> **Stored items from a collection**:
==========
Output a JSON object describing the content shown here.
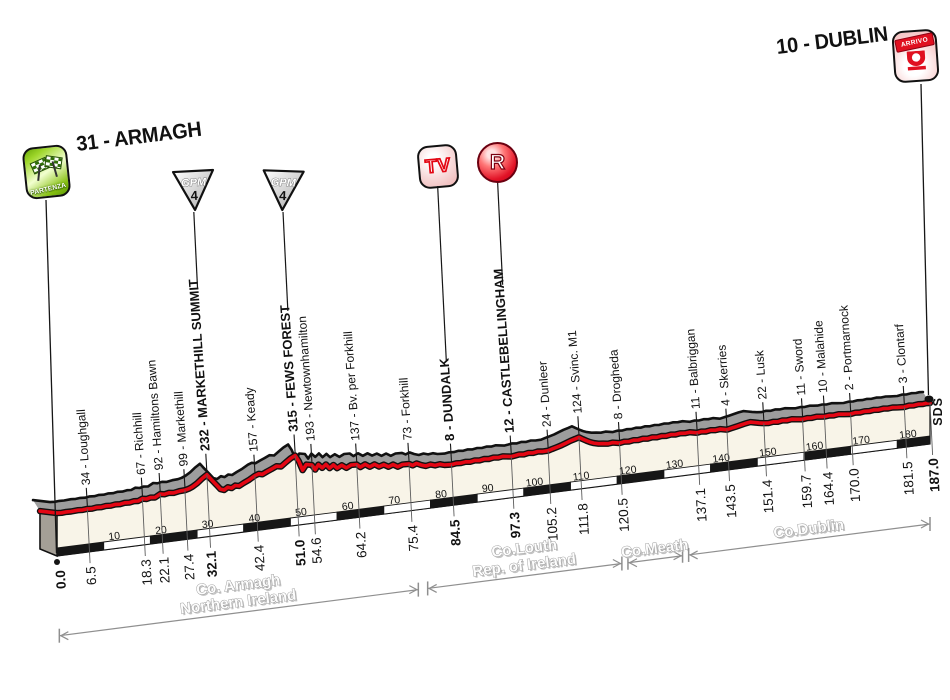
{
  "header": {
    "start_title": "31 - ARMAGH",
    "finish_title": "10 - DUBLIN",
    "partenza_label": "PARTENZA",
    "arrivo_label": "ARRIVO",
    "gpm_label": "GPM",
    "gpm_category": "4",
    "tv_label": "TV",
    "r_label": "R",
    "sds_label": "SDS"
  },
  "colors": {
    "road_red": "#e30613",
    "terrain_gray": "#9d9d9d",
    "pedestal_cream": "#f8f4e8",
    "outline_black": "#111111",
    "region_gray": "#8f8f8f",
    "partenza_green": "#86c012",
    "arrivo_red": "#e01020"
  },
  "chart_data": {
    "type": "area",
    "x_range_km": [
      0,
      187
    ],
    "distance_ticks": [
      10,
      20,
      30,
      40,
      50,
      60,
      70,
      80,
      90,
      100,
      110,
      120,
      130,
      140,
      150,
      160,
      170,
      180
    ],
    "waypoints": [
      {
        "km": 0.0,
        "elev": 31,
        "label": "",
        "km_label": "0.0",
        "bold": true,
        "marker": "start"
      },
      {
        "km": 6.5,
        "elev": 34,
        "label": "34 - Loughgall",
        "km_label": "6.5",
        "bold": false,
        "marker": ""
      },
      {
        "km": 18.3,
        "elev": 67,
        "label": "67 - Richhill",
        "km_label": "18.3",
        "bold": false,
        "marker": ""
      },
      {
        "km": 22.1,
        "elev": 92,
        "label": "92 - Hamiltons Bawn",
        "km_label": "22.1",
        "bold": false,
        "marker": ""
      },
      {
        "km": 27.4,
        "elev": 99,
        "label": "99 - Markethill",
        "km_label": "27.4",
        "bold": false,
        "marker": ""
      },
      {
        "km": 32.1,
        "elev": 232,
        "label": "232 - MARKETHILL SUMMIT",
        "km_label": "32.1",
        "bold": true,
        "marker": "gpm"
      },
      {
        "km": 42.4,
        "elev": 157,
        "label": "157 - Keady",
        "km_label": "42.4",
        "bold": false,
        "marker": ""
      },
      {
        "km": 51.0,
        "elev": 315,
        "label": "315 - FEWS FOREST",
        "km_label": "51.0",
        "bold": true,
        "marker": "gpm"
      },
      {
        "km": 54.6,
        "elev": 193,
        "label": "193 - Newtownhamilton",
        "km_label": "54.6",
        "bold": false,
        "marker": ""
      },
      {
        "km": 64.2,
        "elev": 137,
        "label": "137 - Bv. per Forkhill",
        "km_label": "64.2",
        "bold": false,
        "marker": ""
      },
      {
        "km": 75.4,
        "elev": 73,
        "label": "73 - Forkhill",
        "km_label": "75.4",
        "bold": false,
        "marker": ""
      },
      {
        "km": 84.5,
        "elev": 8,
        "label": "8 - DUNDALK",
        "km_label": "84.5",
        "bold": true,
        "marker": "tv"
      },
      {
        "km": 97.3,
        "elev": 12,
        "label": "12 - CASTLEBELLINGHAM",
        "km_label": "97.3",
        "bold": true,
        "marker": "r"
      },
      {
        "km": 105.2,
        "elev": 24,
        "label": "24 - Dunleer",
        "km_label": "105.2",
        "bold": false,
        "marker": ""
      },
      {
        "km": 111.8,
        "elev": 124,
        "label": "124 - Svinc. M1",
        "km_label": "111.8",
        "bold": false,
        "marker": ""
      },
      {
        "km": 120.5,
        "elev": 8,
        "label": "8 - Drogheda",
        "km_label": "120.5",
        "bold": false,
        "marker": ""
      },
      {
        "km": 137.1,
        "elev": 11,
        "label": "11 - Balbriggan",
        "km_label": "137.1",
        "bold": false,
        "marker": ""
      },
      {
        "km": 143.5,
        "elev": 4,
        "label": "4 - Skerries",
        "km_label": "143.5",
        "bold": false,
        "marker": ""
      },
      {
        "km": 151.4,
        "elev": 22,
        "label": "22 - Lusk",
        "km_label": "151.4",
        "bold": false,
        "marker": ""
      },
      {
        "km": 159.7,
        "elev": 11,
        "label": "11 - Sword",
        "km_label": "159.7",
        "bold": false,
        "marker": ""
      },
      {
        "km": 164.4,
        "elev": 10,
        "label": "10 - Malahide",
        "km_label": "164.4",
        "bold": false,
        "marker": ""
      },
      {
        "km": 170.0,
        "elev": 2,
        "label": "2 - Portmarnock",
        "km_label": "170.0",
        "bold": false,
        "marker": ""
      },
      {
        "km": 181.5,
        "elev": 3,
        "label": "3 - Clontarf",
        "km_label": "181.5",
        "bold": false,
        "marker": ""
      },
      {
        "km": 187.0,
        "elev": 10,
        "label": "",
        "km_label": "187.0",
        "bold": true,
        "marker": "finish"
      }
    ],
    "markers": [
      {
        "type": "gpm",
        "label": "GPM",
        "category": "4",
        "km": 32.1
      },
      {
        "type": "gpm",
        "label": "GPM",
        "category": "4",
        "km": 51.0
      },
      {
        "type": "tv",
        "label": "TV",
        "km": 84.5
      },
      {
        "type": "r",
        "label": "R",
        "km": 97.3
      }
    ],
    "regions": [
      {
        "lines": [
          "Co. Armagh",
          "Northern Ireland"
        ],
        "from_km": 0.5,
        "to_km": 77.4
      },
      {
        "lines": [
          "Co.Louth",
          "Rep. of Ireland"
        ],
        "from_km": 79.4,
        "to_km": 121.0
      },
      {
        "lines": [
          "Co.Meath"
        ],
        "from_km": 122.3,
        "to_km": 134.0
      },
      {
        "lines": [
          "Co.Dublin"
        ],
        "from_km": 135.3,
        "to_km": 187.0
      }
    ],
    "profile": [
      [
        0,
        31
      ],
      [
        1,
        27
      ],
      [
        2,
        31
      ],
      [
        3,
        28
      ],
      [
        4.5,
        33
      ],
      [
        5.5,
        30
      ],
      [
        6.5,
        34
      ],
      [
        7.5,
        30
      ],
      [
        8.5,
        37
      ],
      [
        9.5,
        33
      ],
      [
        10.5,
        40
      ],
      [
        11.5,
        36
      ],
      [
        12.5,
        43
      ],
      [
        13.5,
        39
      ],
      [
        14.5,
        47
      ],
      [
        15.5,
        43
      ],
      [
        16.5,
        52
      ],
      [
        17.4,
        48
      ],
      [
        18.3,
        67
      ],
      [
        19.2,
        58
      ],
      [
        20,
        68
      ],
      [
        21,
        62
      ],
      [
        22.1,
        92
      ],
      [
        23,
        83
      ],
      [
        24,
        93
      ],
      [
        25,
        86
      ],
      [
        26.2,
        96
      ],
      [
        27.4,
        99
      ],
      [
        28.2,
        108
      ],
      [
        29,
        125
      ],
      [
        30,
        155
      ],
      [
        31,
        195
      ],
      [
        32.1,
        232
      ],
      [
        32.8,
        190
      ],
      [
        33.5,
        150
      ],
      [
        34.2,
        110
      ],
      [
        35,
        62
      ],
      [
        35.8,
        48
      ],
      [
        36.6,
        72
      ],
      [
        37.4,
        58
      ],
      [
        38.2,
        80
      ],
      [
        39,
        70
      ],
      [
        40,
        95
      ],
      [
        41.2,
        122
      ],
      [
        42.4,
        157
      ],
      [
        43.2,
        172
      ],
      [
        44,
        162
      ],
      [
        45,
        185
      ],
      [
        46,
        205
      ],
      [
        47,
        228
      ],
      [
        48,
        218
      ],
      [
        49,
        255
      ],
      [
        50,
        290
      ],
      [
        51,
        315
      ],
      [
        51.8,
        250
      ],
      [
        52.6,
        150
      ],
      [
        53.4,
        205
      ],
      [
        54.6,
        193
      ],
      [
        55.3,
        140
      ],
      [
        56,
        188
      ],
      [
        56.8,
        148
      ],
      [
        57.6,
        180
      ],
      [
        58.4,
        135
      ],
      [
        59.2,
        165
      ],
      [
        60,
        125
      ],
      [
        61,
        150
      ],
      [
        62,
        115
      ],
      [
        63,
        140
      ],
      [
        64.2,
        137
      ],
      [
        65,
        105
      ],
      [
        66,
        128
      ],
      [
        67,
        95
      ],
      [
        68,
        115
      ],
      [
        69,
        85
      ],
      [
        70,
        100
      ],
      [
        71,
        70
      ],
      [
        72,
        88
      ],
      [
        73,
        58
      ],
      [
        74,
        75
      ],
      [
        75.4,
        73
      ],
      [
        76.2,
        52
      ],
      [
        77,
        68
      ],
      [
        78,
        45
      ],
      [
        79,
        28
      ],
      [
        80,
        38
      ],
      [
        81,
        22
      ],
      [
        82,
        28
      ],
      [
        83,
        14
      ],
      [
        84.5,
        8
      ],
      [
        85.5,
        16
      ],
      [
        86.5,
        11
      ],
      [
        87.5,
        19
      ],
      [
        88.5,
        13
      ],
      [
        89.5,
        21
      ],
      [
        90.5,
        15
      ],
      [
        91.5,
        23
      ],
      [
        92.5,
        17
      ],
      [
        93.5,
        25
      ],
      [
        94.5,
        19
      ],
      [
        95.5,
        26
      ],
      [
        96.4,
        20
      ],
      [
        97.3,
        12
      ],
      [
        98.2,
        18
      ],
      [
        99,
        24
      ],
      [
        100,
        18
      ],
      [
        101,
        27
      ],
      [
        102,
        21
      ],
      [
        103,
        29
      ],
      [
        104,
        23
      ],
      [
        105.2,
        24
      ],
      [
        106,
        36
      ],
      [
        107,
        48
      ],
      [
        108,
        62
      ],
      [
        109,
        80
      ],
      [
        110,
        98
      ],
      [
        111,
        112
      ],
      [
        111.8,
        124
      ],
      [
        112.6,
        100
      ],
      [
        113.4,
        78
      ],
      [
        114.2,
        58
      ],
      [
        115,
        42
      ],
      [
        116,
        30
      ],
      [
        117,
        24
      ],
      [
        118,
        17
      ],
      [
        119,
        22
      ],
      [
        120.5,
        8
      ],
      [
        121.5,
        16
      ],
      [
        122.5,
        11
      ],
      [
        123.5,
        19
      ],
      [
        124.5,
        14
      ],
      [
        125.5,
        22
      ],
      [
        126.5,
        16
      ],
      [
        127.5,
        24
      ],
      [
        128.5,
        18
      ],
      [
        129.5,
        26
      ],
      [
        130.5,
        20
      ],
      [
        131.5,
        28
      ],
      [
        132.5,
        22
      ],
      [
        133.5,
        29
      ],
      [
        134.5,
        23
      ],
      [
        135.5,
        28
      ],
      [
        136.3,
        20
      ],
      [
        137.1,
        11
      ],
      [
        138,
        18
      ],
      [
        139,
        13
      ],
      [
        140,
        20
      ],
      [
        141,
        14
      ],
      [
        142,
        19
      ],
      [
        143.5,
        4
      ],
      [
        144.5,
        14
      ],
      [
        145.5,
        24
      ],
      [
        146.5,
        34
      ],
      [
        147.5,
        45
      ],
      [
        148.5,
        52
      ],
      [
        149.5,
        42
      ],
      [
        150.4,
        32
      ],
      [
        151.4,
        22
      ],
      [
        152.4,
        17
      ],
      [
        153.4,
        24
      ],
      [
        154.4,
        18
      ],
      [
        155.4,
        26
      ],
      [
        156.4,
        20
      ],
      [
        157.4,
        26
      ],
      [
        158.5,
        18
      ],
      [
        159.7,
        11
      ],
      [
        160.7,
        17
      ],
      [
        161.7,
        13
      ],
      [
        162.7,
        19
      ],
      [
        163.5,
        14
      ],
      [
        164.4,
        10
      ],
      [
        165.4,
        15
      ],
      [
        166.4,
        10
      ],
      [
        167.4,
        16
      ],
      [
        168.6,
        9
      ],
      [
        170,
        2
      ],
      [
        171,
        9
      ],
      [
        172,
        5
      ],
      [
        173,
        11
      ],
      [
        174,
        7
      ],
      [
        175,
        13
      ],
      [
        176,
        8
      ],
      [
        177,
        14
      ],
      [
        178,
        9
      ],
      [
        179,
        13
      ],
      [
        180,
        8
      ],
      [
        181.5,
        3
      ],
      [
        182.5,
        11
      ],
      [
        183.5,
        7
      ],
      [
        184.5,
        13
      ],
      [
        185.5,
        9
      ],
      [
        186.2,
        13
      ],
      [
        187,
        10
      ]
    ]
  }
}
==========
Take each line containing the string "Forkhill" and copy it out.

> **THE COMPLETED TASK**:
        "label": "137 - Bv. per Forkhill",
        "label": "73 - Forkhill",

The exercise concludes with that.